• _Set problem_
Tally all lines containing the word "Cannabigerol". Give the number alone.

═════ Exercise material

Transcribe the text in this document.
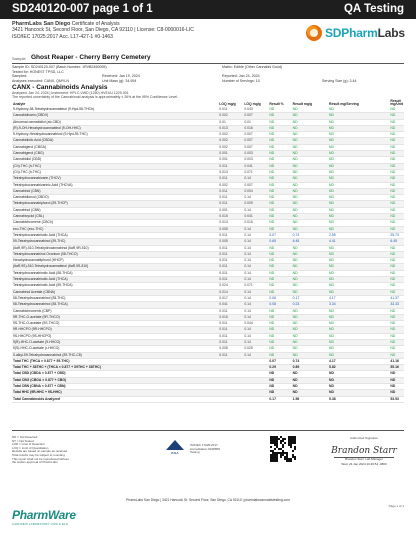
SD240120-007 page 1 of 1	QA Testing
PharmLabs San Diego Certificate of Analysis
3421 Hancock St, Second Floor, San Diego, CA 92110 | License: C8-0000016-LIC
ISO/IEC 17025:2017 Acc. L17-427-1 #0-1463	SDPharmLabs
Sample Ghost Reaper - Cherry Berry Cemetery
Sample ID: SD240120-007 (Batch Number: 1RVB2450095)	Matrix: Edible (Other Cannabis Good)
Tested for: HONEST TPSD, LLC
Sampled:	Received: Jan 19, 2024	Reported: Jan 24, 2024
Analyses executed: CANX, QMYLN	Unit Mass (g): 34.954	Number of Servings: 10	Serving Size (g): 3.44
CANX - Cannabinoids Analysis
Analyzed: Jan 24, 2024 | Instrument: HPLC-VWD (1260) HVEUU 1229-001
The reported uncertainty of the Cannabinoid analysis is approximately ± 26% at the 95% Confidence Level.
Analyte	LOQ mg/g	LOQ mg/g	Result %	Result mg/g	Result mg/Serving	Result mg/Unit
9-Hydroxy-δ8-Tetrahydrocannabinol (9-Hyd-δ8-THCh)	0.011	0.043	ND	ND	ND	ND
Cannabidivarin (CBDV)	0.002	0.007	ND	ND	ND	ND
Abnormal cannabidiol (ab-CBD)	0.01	0.01	ND	ND	ND	ND
(R)-9-OH-Hexahydrocannabinol (9-OH-HHC)	0.013	0.016	ND	ND	ND	ND
9-Hydroxy-Hexahydrocannabinol (9-Hyd-δ9-THC)	0.002	0.007	ND	ND	ND	ND
Cannabidiolic Acid (CBDA)	0.002	0.007	ND	ND	ND	ND
Cannabigerol (CBGA)	0.002	0.007	ND	ND	ND	ND
Cannabigerol (CBG)	0.001	0.003	ND	ND	ND	ND
Cannabidiol (CBD)	0.001	0.003	ND	ND	ND	ND
(Ch)-THC (h-THC)	0.011	0.041	ND	ND	ND	ND
(Ch)-THC (h-THC)	0.013	0.071	ND	ND	ND	ND
Tetrahydrocannabivarin (THCV)	0.011	0.14	ND	ND	ND	ND
Tetrahydrocannabivarinic Acid (THCVA)	0.002	0.007	ND	ND	ND	ND
Cannabinol (CBN)	0.011	0.004	ND	ND	ND	ND
Cannabidiorcol (CBDO)	0.011	0.14	ND	ND	ND	ND
Tetrahydrocannabiphorol (δ9-THCP)	0.011	0.009	ND	ND	ND	ND
Cannabinol (CBN)	0.001	0.14	ND	ND	ND	ND
Cannabicyclol (CBL)	0.015	0.041	ND	ND	ND	ND
Cannabichromene (CBCh)	0.013	0.015	ND	ND	ND	ND
exo-THC (exo-THC)	0.005	0.14	ND	ND	ND	ND
Tetrahydrocannabinolic Acid (THCA)	0.011	0.14	0.07	0.74	2.55	25.73
δ9-Tetrahydrocannabinol (δ9-THC)	0.005	0.14	0.65	6.45	4.41	6.45
(6aR,9R)-δ10-Tetrahydrocannabinol (6aR,9R-δ10)	0.011	0.14	ND	ND	ND	ND
Tetrahydrocannabinol Oxonium (δ8-THCO)	0.011	0.14	ND	ND	ND	ND
Hexahydrocannabiphorol (HHCP)	0.011	0.14	ND	ND	ND	ND
(6aR,9S)-δ10-Tetrahydrocannabinol (6aR,9S-δ10)	0.011	0.14	ND	ND	ND	ND
Tetrahydrocannabinolic Acid (δ8-THCA)	0.011	0.14	ND	ND	ND	ND
Tetrahydrocannabinolic Acid (THCA)	0.011	0.14	ND	ND	ND	ND
Tetrahydrocannabinolic Acid (δ9-THCA)	0.024	0.071	ND	ND	ND	ND
Cannabinol Acetate (CBNA)	0.014	0.14	ND	ND	ND	ND
δ8-Tetrahydrocannabinol (δ8-THC)	0.017	0.14	0.06	0.17	4.17	41.37
δ8-Tetrahydrocannabinol (δ8-THCA)	0.041	0.14	0.08	0.23	3.34	33.33
Cannabichromenic (CBP)	0.011	0.14	ND	ND	ND	ND
9R-THC-O-acetate (9R-THCO)	0.015	0.14	ND	ND	ND	ND
9S-THC-O-acetate (9S-THCO)	0.011	0.044	ND	ND	ND	ND
9R-HHCPO (9R-HHCPO)	0.011	0.14	ND	ND	ND	ND
9S-HHCPO (9S-HHCPO)	0.011	0.14	ND	ND	ND	ND
9(R)-HHC-O-acetate (9-HHCO)	0.011	0.14	ND	ND	ND	ND
9(S)-HHC-O-acetate (r-HHCO)	0.008	0.025	ND	ND	ND	ND
δ-alkyl-δ9-Tetrahydrocannabinol (δ9-THC-C8)	0.011	0.14	ND	ND	ND	ND
Total THC (THCA × 0.877 + δ9-THC)			0.07	0.74	4.17	41.16
Total THC + δ8THC + (THCA × 0.877 + δ9THC + δ8THC)			0.29	0.89	5.82	55.16
Total CBD (CBDA × 0.877 + CBD)			ND	ND	ND	ND
Total CBG (CBGA × 0.877 + CBG)			ND	ND	ND	ND
Total CBN (CBNA × 0.877 + CBN)			ND	ND	ND	ND
Total HHC (9R-HHC + 9S-HHC)			ND	ND	ND	ND
Total Cannabinoids Analyzed			0.17	1.56	5.38	53.53
ND = Not Detected
NT = Not Tested
LOD = Limit of Detection
LOQ = Limit of Quantitation
Results are based on sample as received
Total results may be subject to rounding
This report shall not be reproduced without
the written approval of PharmLabs
PJLA
ISO/IEC 17025:2017
Accreditation #108658
Testing
Authorized Signature
Brandon Starr
Brandon Starr, Lab Manager
Wed, 24 Jan 2024 10:49:54 -0800
PharmLabs San Diego | 3421 Hancock St, Second Floor, San Diego, CA 92110 | pharmlabscannabistesting.com
PharmWare
CANNABIS LABORATORY LIMS & ELN
Page 1 of 1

══════════

• _Output for this exercise_
2